Among the lines below, list those containing the string "that".

## Record list

§

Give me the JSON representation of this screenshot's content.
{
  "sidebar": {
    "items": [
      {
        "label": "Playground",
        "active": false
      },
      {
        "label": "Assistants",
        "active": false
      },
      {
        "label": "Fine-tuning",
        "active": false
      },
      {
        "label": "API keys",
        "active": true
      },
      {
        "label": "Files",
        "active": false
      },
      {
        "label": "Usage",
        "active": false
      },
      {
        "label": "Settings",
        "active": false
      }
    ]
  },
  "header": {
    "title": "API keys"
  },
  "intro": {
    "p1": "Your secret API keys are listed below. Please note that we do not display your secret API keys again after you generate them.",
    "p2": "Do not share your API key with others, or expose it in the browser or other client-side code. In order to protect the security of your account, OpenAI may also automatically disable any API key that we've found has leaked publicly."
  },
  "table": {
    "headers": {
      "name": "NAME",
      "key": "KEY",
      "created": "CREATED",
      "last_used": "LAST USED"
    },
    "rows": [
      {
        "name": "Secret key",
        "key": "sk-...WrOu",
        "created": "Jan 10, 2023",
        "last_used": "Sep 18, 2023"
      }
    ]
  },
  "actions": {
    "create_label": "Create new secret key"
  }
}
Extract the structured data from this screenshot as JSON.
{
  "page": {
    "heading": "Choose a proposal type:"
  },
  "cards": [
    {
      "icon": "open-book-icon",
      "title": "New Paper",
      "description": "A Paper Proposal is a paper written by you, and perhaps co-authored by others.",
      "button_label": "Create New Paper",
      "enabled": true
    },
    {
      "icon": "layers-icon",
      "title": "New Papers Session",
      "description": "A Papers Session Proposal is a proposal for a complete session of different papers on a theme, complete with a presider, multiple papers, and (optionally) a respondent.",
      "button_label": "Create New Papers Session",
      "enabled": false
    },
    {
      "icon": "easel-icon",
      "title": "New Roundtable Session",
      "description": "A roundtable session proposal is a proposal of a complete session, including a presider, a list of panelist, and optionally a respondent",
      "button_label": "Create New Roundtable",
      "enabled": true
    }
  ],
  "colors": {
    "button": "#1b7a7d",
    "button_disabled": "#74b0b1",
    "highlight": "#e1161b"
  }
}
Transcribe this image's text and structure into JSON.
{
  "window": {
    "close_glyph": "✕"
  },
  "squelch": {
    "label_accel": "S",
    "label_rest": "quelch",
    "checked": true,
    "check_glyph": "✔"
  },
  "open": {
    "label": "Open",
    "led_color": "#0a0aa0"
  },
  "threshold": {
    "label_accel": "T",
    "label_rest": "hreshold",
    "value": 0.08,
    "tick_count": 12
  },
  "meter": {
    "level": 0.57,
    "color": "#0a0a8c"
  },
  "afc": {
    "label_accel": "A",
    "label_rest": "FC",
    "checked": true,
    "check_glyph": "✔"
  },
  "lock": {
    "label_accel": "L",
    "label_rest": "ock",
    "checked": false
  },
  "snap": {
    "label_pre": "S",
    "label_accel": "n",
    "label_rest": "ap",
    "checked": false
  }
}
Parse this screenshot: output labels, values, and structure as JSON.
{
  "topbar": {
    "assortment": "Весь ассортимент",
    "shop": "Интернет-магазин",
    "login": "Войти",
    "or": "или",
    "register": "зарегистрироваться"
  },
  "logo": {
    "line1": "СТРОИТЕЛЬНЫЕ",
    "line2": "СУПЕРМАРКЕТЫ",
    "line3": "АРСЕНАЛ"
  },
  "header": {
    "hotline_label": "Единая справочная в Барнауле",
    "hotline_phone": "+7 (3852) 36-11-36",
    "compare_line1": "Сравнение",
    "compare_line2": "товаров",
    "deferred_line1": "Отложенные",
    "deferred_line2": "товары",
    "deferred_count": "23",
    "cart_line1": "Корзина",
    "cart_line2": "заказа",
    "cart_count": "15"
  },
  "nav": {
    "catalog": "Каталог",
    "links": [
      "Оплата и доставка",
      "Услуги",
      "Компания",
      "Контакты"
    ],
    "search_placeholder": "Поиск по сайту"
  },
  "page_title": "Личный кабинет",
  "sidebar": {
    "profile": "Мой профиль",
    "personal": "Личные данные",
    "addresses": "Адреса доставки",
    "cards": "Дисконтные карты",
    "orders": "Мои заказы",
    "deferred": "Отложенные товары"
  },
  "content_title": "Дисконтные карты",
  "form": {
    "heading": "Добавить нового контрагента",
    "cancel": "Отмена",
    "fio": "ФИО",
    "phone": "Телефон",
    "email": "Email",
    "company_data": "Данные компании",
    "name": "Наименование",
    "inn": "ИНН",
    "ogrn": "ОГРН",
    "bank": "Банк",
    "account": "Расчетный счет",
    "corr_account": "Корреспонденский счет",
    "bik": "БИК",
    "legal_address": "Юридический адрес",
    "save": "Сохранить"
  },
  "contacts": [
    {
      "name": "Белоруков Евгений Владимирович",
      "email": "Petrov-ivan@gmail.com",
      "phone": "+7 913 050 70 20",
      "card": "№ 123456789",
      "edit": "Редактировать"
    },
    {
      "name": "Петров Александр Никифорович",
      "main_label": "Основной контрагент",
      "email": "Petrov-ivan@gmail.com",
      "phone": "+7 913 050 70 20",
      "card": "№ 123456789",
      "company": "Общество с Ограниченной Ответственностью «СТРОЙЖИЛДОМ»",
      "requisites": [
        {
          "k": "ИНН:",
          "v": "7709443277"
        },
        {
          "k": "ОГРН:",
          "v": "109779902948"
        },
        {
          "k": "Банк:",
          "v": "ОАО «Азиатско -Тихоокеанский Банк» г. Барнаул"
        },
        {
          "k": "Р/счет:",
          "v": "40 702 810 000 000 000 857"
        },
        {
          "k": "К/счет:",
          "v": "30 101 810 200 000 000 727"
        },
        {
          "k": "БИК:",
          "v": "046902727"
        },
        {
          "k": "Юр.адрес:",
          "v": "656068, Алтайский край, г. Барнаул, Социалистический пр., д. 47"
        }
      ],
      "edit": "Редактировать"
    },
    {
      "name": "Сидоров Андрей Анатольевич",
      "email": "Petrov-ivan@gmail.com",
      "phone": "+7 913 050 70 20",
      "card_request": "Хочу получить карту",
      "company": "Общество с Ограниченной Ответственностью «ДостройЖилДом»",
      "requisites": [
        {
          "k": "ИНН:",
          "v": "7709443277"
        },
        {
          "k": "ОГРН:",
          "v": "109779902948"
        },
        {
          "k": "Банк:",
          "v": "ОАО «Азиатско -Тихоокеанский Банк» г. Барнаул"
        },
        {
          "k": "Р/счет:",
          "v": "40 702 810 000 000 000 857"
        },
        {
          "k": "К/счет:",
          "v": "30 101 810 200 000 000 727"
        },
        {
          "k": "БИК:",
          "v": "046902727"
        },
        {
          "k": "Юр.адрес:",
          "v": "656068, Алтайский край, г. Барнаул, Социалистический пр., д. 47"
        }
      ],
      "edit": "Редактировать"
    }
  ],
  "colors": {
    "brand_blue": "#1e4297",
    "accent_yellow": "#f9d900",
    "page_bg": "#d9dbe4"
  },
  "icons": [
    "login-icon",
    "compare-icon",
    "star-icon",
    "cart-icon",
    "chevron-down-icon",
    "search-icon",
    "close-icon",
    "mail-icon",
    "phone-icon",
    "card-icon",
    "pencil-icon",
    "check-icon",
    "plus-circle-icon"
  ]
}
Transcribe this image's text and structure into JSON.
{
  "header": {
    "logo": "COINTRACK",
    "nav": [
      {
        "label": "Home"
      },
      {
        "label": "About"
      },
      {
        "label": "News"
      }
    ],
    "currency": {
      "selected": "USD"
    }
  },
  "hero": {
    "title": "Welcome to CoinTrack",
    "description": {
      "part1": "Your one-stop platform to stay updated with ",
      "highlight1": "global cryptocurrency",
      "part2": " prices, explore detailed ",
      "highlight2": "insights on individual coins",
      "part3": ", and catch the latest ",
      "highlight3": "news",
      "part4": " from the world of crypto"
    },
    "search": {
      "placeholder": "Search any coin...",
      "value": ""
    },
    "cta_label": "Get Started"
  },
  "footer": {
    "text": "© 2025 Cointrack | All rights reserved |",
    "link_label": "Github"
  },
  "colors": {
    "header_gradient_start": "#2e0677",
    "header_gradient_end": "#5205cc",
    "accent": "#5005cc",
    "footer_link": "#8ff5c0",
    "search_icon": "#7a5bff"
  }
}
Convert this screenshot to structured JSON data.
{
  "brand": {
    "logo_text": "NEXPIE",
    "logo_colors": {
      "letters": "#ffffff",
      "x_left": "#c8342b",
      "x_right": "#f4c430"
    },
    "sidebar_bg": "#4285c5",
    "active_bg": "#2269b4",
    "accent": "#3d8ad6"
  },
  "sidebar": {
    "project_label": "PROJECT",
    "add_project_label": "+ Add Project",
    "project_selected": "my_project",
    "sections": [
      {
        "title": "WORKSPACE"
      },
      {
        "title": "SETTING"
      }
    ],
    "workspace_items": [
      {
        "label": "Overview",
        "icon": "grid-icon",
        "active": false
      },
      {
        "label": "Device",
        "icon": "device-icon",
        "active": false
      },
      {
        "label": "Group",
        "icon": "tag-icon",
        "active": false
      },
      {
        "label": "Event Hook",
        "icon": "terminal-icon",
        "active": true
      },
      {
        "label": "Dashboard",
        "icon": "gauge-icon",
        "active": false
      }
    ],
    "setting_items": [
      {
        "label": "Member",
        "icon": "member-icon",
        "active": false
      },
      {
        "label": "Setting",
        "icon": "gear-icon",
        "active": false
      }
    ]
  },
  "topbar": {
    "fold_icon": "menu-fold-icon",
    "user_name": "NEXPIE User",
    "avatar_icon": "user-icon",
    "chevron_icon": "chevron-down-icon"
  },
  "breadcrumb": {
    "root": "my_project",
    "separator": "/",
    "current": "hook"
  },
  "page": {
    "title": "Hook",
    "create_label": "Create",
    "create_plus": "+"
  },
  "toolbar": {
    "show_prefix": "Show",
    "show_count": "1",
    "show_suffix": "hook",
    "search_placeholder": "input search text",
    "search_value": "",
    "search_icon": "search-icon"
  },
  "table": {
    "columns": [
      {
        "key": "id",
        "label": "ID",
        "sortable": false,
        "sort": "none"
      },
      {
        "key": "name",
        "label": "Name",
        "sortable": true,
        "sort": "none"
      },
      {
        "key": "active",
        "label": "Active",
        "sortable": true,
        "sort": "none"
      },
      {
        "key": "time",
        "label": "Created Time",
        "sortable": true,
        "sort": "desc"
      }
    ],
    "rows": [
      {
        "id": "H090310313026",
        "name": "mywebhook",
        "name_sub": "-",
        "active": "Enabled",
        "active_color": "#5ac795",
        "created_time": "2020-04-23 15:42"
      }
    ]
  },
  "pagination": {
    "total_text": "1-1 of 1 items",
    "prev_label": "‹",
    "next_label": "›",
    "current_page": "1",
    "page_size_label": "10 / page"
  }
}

§

## Task output
    "p1": "Your secret API keys are listed below. Please note that we do not display your secret API keys again after you generate them.",
    "p2": "Do not share your API key with others, or expose it in the browser or other client-side code. In order to protect the security of your account, OpenAI may also automatically disable any API key that we've found has leaked publicly."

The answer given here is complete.